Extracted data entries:
▼
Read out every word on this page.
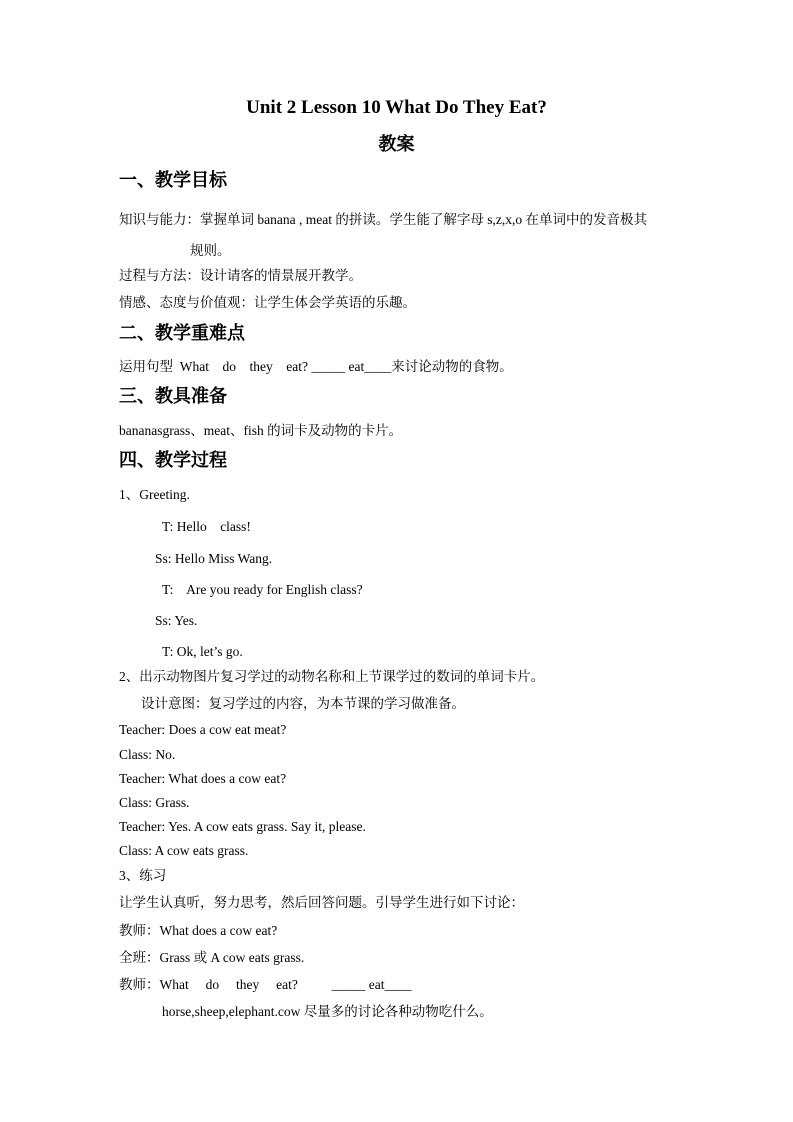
Unit 2 Lesson 10 What Do They Eat?
教案
一、教学目标
知识与能力：掌握单词 banana , meat 的拼读。学生能了解字母 s,z,x,o 在单词中的发音极其
规则。
过程与方法：设计请客的情景展开教学。
情感、态度与价值观：让学生体会学英语的乐趣。
二、教学重难点
运用句型  What    do    they    eat? _____ eat____来讨论动物的食物。
三、教具准备
bananasgrass、meat、fish 的词卡及动物的卡片。
四、教学过程
1、Greeting.
T: Hello    class!
Ss: Hello Miss Wang.
T:    Are you ready for English class?
Ss: Yes.
T: Ok, let’s go.
2、出示动物图片复习学过的动物名称和上节课学过的数词的单词卡片。
设计意图：复习学过的内容，为本节课的学习做准备。
Teacher: Does a cow eat meat?
Class: No.
Teacher: What does a cow eat?
Class: Grass.
Teacher: Yes. A cow eats grass. Say it, please.
Class: A cow eats grass.
3、练习
让学生认真听，努力思考，然后回答问题。引导学生进行如下讨论：
教师：What does a cow eat?
全班：Grass 或 A cow eats grass.
教师：What     do     they     eat?          _____ eat____
horse,sheep,elephant.cow 尽量多的讨论各种动物吃什么。
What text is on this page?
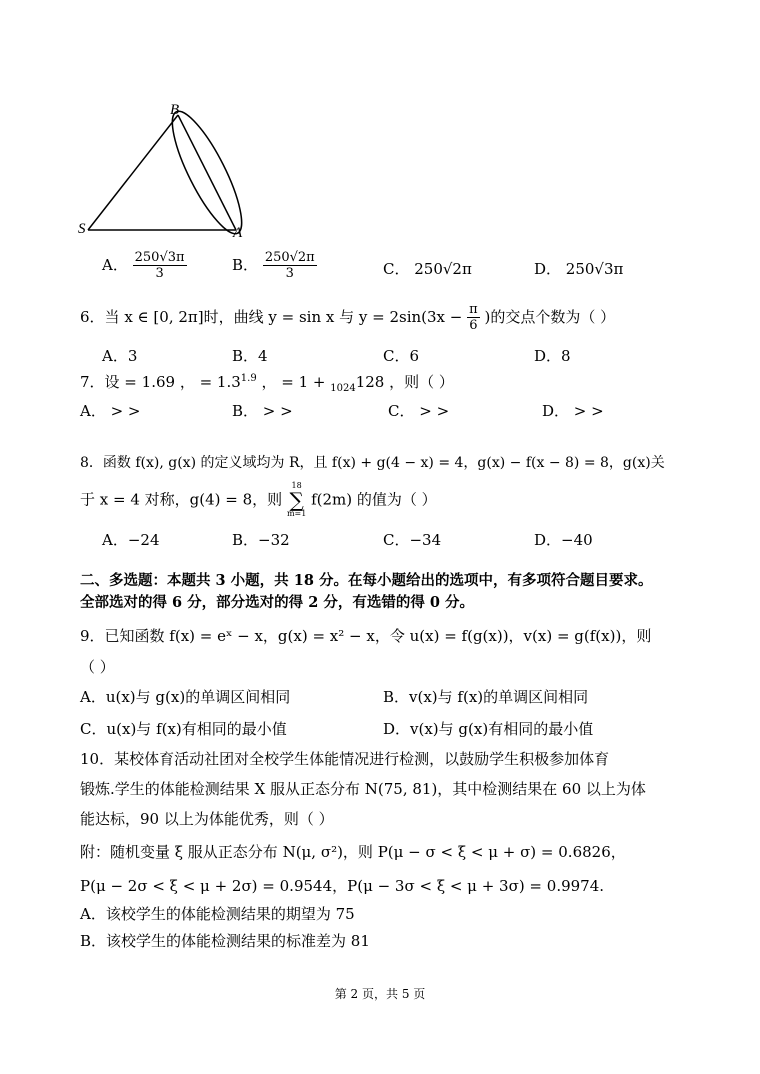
B
S	A
A． $\frac{250√3\pi}{3}$	B． $\frac{250√2\pi}{3}$	C． 250√2π	D． 250√3π
6．当 x ∈ [0, 2π]时，曲线 y = sin x 与 $y = 2\sin(3x - \frac{\pi}{6}$ )的交点个数为（ ）
A．3	B．4	C．6	D．8
7．设 = 1.69 ， = $1.3^{1.9}$ ， = 1 + $_{1024}$128 ，则（ ）
A． > >	B． > >	C． > >	D． > >
8．函数 f(x), g(x) 的定义域均为 R，且 f(x) + g(4 − x) = 4，g(x) − f(x − 8) = 8，g(x)关
于 x = 4 对称，g(4) = 8，则
18
∑
m=1
f(2m) 的值为（ ）
A．−24	B．−32	C．−34	D．−40
二、多选题：本题共 3 小题，共 18 分。在每小题给出的选项中，有多项符合题目要求。
全部选对的得 6 分，部分选对的得 2 分，有选错的得 0 分。
9．已知函数 f(x) = eˣ − x，g(x) = x² − x，令 u(x) = f(g(x))，v(x) = g(f(x))，则
（ ）
A．u(x)与 g(x)的单调区间相同	B．v(x)与 f(x)的单调区间相同
C．u(x)与 f(x)有相同的最小值	D．v(x)与 g(x)有相同的最小值
10．某校体育活动社团对全校学生体能情况进行检测，以鼓励学生积极参加体育
锻炼.学生的体能检测结果 X 服从正态分布 N(75, 81)，其中检测结果在 60 以上为体
能达标，90 以上为体能优秀，则（ ）
附：随机变量 ξ 服从正态分布 N(μ, σ²)，则 P(μ − σ < ξ < μ + σ) = 0.6826，
P(μ − 2σ < ξ < μ + 2σ) = 0.9544，P(μ − 3σ < ξ < μ + 3σ) = 0.9974.
A．该校学生的体能检测结果的期望为 75
B．该校学生的体能检测结果的标准差为 81
第 2 页，共 5 页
▲
What needs to be done:
Starting at the line that contains "What text is on this page?", extract each line through the last line of the material exactly as written, and include no pictures.

Exercise result:
What text is on this page?
B
S	A
A． $\frac{250√3\pi}{3}$	B． $\frac{250√2\pi}{3}$	C． 250√2π	D． 250√3π
6．当 x ∈ [0, 2π]时，曲线 y = sin x 与 $y = 2\sin(3x - \frac{\pi}{6}$ )的交点个数为（ ）
A．3	B．4	C．6	D．8
7．设 = 1.69 ， = $1.3^{1.9}$ ， = 1 + $_{1024}$128 ，则（ ）
A． > >	B． > >	C． > >	D． > >
8．函数 f(x), g(x) 的定义域均为 R，且 f(x) + g(4 − x) = 4，g(x) − f(x − 8) = 8，g(x)关
于 x = 4 对称，g(4) = 8，则
18
∑
m=1
f(2m) 的值为（ ）
A．−24	B．−32	C．−34	D．−40
二、多选题：本题共 3 小题，共 18 分。在每小题给出的选项中，有多项符合题目要求。
全部选对的得 6 分，部分选对的得 2 分，有选错的得 0 分。
9．已知函数 f(x) = eˣ − x，g(x) = x² − x，令 u(x) = f(g(x))，v(x) = g(f(x))，则
（ ）
A．u(x)与 g(x)的单调区间相同	B．v(x)与 f(x)的单调区间相同
C．u(x)与 f(x)有相同的最小值	D．v(x)与 g(x)有相同的最小值
10．某校体育活动社团对全校学生体能情况进行检测，以鼓励学生积极参加体育
锻炼.学生的体能检测结果 X 服从正态分布 N(75, 81)，其中检测结果在 60 以上为体
能达标，90 以上为体能优秀，则（ ）
附：随机变量 ξ 服从正态分布 N(μ, σ²)，则 P(μ − σ < ξ < μ + σ) = 0.6826，
P(μ − 2σ < ξ < μ + 2σ) = 0.9544，P(μ − 3σ < ξ < μ + 3σ) = 0.9974.
A．该校学生的体能检测结果的期望为 75
B．该校学生的体能检测结果的标准差为 81
第 2 页，共 5 页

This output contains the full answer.